What the task requires -
Return each line of the listing that contains the string "coordinate".

━━━━━━━━━━━━━━━━━━━━

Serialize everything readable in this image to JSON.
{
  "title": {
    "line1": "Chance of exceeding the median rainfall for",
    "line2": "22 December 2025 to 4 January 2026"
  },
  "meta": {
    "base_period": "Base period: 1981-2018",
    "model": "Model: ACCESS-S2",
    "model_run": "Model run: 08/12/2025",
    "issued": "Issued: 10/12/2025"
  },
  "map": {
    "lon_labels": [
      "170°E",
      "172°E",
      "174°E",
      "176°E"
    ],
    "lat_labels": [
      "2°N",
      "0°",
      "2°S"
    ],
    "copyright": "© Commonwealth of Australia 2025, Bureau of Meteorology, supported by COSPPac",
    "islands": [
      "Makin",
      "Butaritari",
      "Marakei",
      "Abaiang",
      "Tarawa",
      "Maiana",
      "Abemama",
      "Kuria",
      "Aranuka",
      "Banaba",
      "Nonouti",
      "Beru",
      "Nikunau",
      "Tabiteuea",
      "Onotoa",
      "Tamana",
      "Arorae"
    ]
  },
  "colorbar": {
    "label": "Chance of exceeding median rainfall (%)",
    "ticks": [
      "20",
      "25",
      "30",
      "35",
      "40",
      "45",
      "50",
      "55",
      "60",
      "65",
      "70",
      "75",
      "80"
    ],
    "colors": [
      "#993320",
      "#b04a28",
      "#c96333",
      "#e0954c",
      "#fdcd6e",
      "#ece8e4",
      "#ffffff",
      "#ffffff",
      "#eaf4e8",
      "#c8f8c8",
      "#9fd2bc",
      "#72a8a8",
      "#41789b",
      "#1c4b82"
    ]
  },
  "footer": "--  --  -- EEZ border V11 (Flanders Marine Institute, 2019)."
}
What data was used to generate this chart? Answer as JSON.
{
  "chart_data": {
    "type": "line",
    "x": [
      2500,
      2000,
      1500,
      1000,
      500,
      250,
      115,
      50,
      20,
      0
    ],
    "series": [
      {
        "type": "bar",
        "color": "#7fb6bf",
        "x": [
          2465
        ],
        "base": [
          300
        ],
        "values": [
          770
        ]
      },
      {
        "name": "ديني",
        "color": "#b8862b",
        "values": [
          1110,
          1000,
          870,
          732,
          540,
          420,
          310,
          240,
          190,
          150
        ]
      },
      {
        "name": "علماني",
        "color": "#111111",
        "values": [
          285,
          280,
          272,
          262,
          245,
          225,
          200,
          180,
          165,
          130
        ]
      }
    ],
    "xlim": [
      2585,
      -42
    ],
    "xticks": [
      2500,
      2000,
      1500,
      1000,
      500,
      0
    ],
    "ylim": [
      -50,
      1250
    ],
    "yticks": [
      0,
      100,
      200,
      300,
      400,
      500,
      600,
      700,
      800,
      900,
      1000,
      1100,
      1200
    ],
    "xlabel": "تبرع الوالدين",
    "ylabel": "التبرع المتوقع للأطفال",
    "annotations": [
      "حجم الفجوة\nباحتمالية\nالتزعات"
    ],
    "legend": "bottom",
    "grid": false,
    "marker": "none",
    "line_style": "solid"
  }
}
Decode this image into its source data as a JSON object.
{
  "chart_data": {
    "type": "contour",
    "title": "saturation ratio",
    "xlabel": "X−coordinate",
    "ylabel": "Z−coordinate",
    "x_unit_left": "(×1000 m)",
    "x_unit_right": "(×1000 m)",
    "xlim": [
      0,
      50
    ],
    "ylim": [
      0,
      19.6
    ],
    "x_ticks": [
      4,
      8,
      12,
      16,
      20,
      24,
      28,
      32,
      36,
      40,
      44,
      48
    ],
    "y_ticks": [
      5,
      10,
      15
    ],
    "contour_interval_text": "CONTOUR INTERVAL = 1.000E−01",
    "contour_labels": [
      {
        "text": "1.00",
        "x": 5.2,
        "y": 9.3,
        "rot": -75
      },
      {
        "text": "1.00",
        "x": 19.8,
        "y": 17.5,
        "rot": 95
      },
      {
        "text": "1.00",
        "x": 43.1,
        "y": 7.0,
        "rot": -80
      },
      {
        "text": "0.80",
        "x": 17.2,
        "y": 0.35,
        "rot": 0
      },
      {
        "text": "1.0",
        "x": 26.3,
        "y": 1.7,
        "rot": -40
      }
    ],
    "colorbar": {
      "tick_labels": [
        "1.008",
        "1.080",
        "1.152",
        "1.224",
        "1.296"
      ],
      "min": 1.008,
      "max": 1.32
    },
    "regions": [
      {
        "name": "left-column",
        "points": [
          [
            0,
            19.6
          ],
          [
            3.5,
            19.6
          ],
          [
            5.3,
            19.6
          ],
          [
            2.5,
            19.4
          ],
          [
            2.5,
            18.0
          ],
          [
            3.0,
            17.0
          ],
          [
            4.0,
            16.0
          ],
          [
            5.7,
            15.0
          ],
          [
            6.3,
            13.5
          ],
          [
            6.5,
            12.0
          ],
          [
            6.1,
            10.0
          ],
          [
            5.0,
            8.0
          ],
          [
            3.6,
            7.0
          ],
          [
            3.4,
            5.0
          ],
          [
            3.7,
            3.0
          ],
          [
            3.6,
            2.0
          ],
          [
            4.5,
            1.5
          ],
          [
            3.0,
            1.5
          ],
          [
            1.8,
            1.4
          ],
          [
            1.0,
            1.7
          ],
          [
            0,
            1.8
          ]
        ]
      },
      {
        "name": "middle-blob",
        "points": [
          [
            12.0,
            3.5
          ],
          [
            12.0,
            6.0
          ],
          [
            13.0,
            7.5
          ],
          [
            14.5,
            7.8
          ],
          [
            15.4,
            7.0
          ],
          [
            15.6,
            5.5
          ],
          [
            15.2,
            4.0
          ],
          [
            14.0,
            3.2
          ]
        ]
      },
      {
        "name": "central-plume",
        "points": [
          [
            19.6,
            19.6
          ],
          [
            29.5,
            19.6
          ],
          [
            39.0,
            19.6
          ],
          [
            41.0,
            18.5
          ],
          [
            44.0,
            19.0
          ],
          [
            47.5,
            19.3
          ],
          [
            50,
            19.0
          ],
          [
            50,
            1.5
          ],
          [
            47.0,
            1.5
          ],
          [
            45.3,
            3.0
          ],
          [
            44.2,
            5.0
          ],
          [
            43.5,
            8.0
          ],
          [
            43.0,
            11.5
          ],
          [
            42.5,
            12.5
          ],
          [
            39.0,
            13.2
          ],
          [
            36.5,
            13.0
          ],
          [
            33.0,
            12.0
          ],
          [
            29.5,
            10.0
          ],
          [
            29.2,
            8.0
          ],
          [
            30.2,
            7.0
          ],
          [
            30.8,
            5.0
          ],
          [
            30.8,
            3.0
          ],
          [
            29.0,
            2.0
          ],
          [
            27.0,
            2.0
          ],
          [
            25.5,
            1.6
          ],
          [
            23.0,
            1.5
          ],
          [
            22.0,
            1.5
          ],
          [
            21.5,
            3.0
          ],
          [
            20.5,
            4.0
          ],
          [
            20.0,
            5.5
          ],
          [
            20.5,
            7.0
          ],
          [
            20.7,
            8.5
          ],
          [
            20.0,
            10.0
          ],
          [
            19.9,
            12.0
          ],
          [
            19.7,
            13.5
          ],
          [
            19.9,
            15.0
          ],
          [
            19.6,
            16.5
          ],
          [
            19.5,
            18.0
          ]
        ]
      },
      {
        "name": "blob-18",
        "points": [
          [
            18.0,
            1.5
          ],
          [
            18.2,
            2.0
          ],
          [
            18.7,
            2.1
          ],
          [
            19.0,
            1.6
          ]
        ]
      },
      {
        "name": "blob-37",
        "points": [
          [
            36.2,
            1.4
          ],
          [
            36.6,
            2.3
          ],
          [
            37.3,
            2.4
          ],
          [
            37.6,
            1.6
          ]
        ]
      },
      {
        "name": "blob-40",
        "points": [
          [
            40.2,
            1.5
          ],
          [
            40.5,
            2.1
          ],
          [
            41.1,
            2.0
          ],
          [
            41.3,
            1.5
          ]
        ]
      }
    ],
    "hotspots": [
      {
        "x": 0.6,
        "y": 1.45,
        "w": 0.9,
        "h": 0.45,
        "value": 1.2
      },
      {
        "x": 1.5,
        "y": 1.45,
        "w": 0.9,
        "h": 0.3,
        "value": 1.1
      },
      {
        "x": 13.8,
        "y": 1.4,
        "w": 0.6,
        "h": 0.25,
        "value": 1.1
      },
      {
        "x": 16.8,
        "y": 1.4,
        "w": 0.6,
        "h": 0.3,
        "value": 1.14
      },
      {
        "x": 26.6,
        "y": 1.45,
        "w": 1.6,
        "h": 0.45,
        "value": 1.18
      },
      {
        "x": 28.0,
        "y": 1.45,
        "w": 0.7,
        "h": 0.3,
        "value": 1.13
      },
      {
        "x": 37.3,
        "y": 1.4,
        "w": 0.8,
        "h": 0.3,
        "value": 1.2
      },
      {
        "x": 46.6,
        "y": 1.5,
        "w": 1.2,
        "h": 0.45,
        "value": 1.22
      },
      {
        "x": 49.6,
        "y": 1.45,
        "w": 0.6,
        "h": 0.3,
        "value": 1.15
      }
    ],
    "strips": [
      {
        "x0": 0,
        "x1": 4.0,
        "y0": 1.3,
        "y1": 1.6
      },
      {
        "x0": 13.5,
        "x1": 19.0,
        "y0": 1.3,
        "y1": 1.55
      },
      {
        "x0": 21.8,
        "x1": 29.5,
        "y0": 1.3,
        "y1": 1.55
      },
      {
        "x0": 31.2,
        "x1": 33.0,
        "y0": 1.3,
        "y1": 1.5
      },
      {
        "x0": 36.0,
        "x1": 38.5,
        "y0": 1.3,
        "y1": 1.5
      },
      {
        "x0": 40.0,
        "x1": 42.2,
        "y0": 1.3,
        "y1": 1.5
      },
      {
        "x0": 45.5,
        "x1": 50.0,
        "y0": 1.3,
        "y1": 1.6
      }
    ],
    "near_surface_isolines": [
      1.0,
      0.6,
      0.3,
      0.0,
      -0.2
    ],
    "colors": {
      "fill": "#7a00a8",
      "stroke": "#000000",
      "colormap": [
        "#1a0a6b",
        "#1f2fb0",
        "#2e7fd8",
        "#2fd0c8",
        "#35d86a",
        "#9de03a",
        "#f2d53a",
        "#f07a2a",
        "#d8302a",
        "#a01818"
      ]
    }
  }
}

━━━━━━━━━━━━━━━━━━━━

Response to this exercise -
    "xlabel": "X−coordinate",
    "ylabel": "Z−coordinate",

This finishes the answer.